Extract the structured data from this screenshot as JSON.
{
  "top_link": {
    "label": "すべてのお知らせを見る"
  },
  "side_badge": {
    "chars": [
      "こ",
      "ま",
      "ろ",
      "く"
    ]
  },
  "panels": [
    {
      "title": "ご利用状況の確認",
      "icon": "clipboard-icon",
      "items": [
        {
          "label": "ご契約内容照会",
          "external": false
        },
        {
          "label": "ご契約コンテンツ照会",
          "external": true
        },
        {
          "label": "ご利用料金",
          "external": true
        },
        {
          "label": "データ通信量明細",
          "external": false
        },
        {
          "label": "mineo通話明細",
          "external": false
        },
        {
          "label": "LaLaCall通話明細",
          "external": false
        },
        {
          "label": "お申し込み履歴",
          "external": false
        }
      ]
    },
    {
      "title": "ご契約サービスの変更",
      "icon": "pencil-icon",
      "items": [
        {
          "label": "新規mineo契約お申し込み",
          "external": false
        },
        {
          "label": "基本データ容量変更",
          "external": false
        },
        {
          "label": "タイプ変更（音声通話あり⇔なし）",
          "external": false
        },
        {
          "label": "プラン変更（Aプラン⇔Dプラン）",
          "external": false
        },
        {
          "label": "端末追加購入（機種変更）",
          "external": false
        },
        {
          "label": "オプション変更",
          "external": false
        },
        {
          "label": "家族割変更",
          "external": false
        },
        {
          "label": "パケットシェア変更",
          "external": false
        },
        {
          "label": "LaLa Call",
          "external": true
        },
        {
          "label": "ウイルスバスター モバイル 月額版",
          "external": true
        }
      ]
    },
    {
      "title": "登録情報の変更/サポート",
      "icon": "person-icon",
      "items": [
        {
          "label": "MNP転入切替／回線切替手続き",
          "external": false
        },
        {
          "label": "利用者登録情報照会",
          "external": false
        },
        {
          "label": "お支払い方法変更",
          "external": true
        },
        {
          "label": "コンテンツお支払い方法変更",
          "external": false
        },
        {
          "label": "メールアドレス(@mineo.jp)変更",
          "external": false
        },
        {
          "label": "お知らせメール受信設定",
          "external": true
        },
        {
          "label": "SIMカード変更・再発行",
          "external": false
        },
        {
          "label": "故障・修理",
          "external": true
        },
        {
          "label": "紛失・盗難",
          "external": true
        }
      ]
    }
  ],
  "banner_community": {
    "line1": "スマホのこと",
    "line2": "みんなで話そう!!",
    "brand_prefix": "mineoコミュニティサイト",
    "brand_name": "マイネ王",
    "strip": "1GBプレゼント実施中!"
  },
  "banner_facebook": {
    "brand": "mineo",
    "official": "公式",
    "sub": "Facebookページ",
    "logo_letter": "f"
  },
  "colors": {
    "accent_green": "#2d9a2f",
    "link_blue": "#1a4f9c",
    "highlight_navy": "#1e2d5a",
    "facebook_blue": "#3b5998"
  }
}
* * *
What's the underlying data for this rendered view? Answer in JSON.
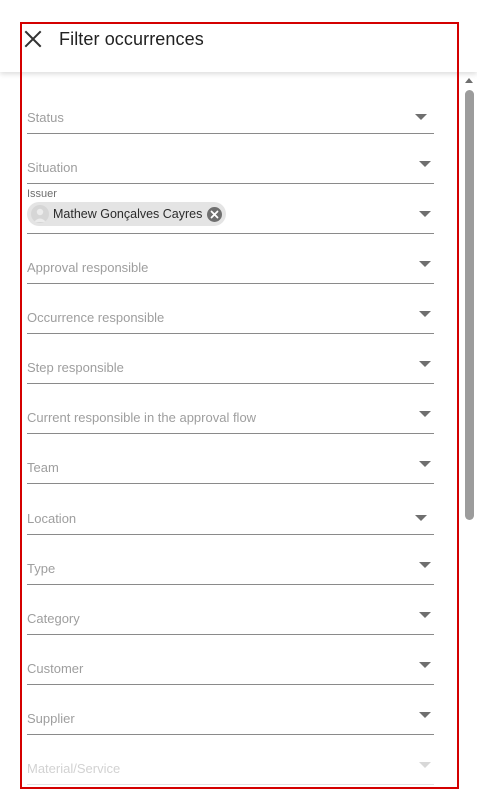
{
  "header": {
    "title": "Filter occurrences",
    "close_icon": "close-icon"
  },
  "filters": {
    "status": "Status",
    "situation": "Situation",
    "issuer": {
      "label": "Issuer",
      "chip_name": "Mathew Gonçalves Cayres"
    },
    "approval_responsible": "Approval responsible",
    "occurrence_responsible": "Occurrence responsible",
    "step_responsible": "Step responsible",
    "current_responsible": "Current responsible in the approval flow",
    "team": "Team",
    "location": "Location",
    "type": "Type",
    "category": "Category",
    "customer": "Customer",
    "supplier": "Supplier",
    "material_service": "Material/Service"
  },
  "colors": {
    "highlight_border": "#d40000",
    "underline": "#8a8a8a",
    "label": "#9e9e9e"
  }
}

| What the task asks |
Identify every line holding the word "data" and copy it out.

| Result for this exercise |
Extract the structured data from this screenshot as JSON.
What's the underlying data for this rendered view? Answer in JSON.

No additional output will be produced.